**What the task asks**
In the listing below, locate the lines that hold the string "autres". Copy those lines.
====================
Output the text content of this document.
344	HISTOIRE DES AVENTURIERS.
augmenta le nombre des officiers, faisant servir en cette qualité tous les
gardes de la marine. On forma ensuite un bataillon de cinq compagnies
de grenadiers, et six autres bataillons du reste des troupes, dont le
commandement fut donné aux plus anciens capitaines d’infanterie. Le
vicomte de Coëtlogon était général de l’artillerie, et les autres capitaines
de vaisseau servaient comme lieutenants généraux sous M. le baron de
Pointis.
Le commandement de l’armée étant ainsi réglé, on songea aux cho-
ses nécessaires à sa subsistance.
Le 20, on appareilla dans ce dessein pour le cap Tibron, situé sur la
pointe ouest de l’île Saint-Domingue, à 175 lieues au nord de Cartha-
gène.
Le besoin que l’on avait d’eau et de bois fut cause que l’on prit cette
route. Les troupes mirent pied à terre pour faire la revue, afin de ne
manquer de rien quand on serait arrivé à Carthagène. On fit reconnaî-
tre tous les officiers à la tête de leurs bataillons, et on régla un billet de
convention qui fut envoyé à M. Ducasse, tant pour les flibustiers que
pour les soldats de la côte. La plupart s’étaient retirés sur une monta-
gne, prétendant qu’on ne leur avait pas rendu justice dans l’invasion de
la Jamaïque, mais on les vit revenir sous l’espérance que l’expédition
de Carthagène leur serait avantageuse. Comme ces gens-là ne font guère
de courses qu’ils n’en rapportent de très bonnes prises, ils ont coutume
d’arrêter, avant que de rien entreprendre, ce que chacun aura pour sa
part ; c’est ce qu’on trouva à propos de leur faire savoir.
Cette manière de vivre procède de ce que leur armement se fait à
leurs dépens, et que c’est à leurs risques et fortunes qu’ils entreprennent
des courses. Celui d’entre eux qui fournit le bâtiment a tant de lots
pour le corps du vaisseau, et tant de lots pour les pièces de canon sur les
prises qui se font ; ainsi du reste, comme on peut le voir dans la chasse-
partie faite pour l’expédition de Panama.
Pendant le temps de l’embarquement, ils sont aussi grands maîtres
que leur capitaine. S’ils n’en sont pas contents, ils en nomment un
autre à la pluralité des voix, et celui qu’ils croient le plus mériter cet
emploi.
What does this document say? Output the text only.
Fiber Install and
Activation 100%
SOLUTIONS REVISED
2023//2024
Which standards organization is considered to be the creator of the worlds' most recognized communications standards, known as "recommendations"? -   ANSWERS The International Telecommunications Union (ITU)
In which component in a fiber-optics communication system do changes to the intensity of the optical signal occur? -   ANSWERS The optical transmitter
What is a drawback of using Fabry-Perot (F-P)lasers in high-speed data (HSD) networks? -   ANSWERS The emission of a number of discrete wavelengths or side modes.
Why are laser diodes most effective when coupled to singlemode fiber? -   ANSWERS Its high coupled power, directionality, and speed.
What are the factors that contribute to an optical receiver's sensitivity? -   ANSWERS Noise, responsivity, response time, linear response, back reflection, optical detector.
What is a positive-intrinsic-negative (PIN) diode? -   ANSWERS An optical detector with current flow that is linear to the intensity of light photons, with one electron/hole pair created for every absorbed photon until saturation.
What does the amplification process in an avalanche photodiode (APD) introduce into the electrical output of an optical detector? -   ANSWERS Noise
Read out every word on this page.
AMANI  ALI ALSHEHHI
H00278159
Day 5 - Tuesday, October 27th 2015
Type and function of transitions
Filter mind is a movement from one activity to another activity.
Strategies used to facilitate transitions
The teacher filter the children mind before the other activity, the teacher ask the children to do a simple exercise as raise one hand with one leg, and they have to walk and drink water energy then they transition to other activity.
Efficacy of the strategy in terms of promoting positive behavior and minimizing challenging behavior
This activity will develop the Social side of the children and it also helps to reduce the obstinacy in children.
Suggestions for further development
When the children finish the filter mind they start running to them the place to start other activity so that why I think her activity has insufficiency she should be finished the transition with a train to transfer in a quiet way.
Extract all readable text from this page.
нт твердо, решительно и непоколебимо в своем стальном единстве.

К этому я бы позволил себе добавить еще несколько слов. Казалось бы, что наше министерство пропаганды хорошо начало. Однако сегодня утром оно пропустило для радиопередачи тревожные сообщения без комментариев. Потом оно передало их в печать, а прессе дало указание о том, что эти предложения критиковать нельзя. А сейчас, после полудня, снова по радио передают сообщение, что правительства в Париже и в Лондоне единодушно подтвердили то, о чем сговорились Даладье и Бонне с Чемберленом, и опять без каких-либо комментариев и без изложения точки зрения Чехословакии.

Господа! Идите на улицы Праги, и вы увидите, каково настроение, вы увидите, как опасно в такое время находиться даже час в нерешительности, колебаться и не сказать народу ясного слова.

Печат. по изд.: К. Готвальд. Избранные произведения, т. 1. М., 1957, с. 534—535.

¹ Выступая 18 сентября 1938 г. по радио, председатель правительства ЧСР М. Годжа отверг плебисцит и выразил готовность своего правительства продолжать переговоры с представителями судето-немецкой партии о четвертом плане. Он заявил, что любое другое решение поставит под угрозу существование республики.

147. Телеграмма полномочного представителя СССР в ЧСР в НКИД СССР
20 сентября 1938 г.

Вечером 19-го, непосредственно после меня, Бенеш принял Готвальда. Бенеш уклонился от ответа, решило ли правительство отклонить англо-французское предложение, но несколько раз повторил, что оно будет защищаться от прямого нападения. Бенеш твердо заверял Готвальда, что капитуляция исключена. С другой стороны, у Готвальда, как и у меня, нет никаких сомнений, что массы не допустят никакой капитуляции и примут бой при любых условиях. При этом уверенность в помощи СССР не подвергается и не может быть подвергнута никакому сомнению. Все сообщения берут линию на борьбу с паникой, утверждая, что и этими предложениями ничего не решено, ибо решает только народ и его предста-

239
====================
**Response for this exercise**
de grenadiers, et six autres bataillons du reste des troupes, dont le
vicomte de Coëtlogon était général de l’artillerie, et les autres capitaines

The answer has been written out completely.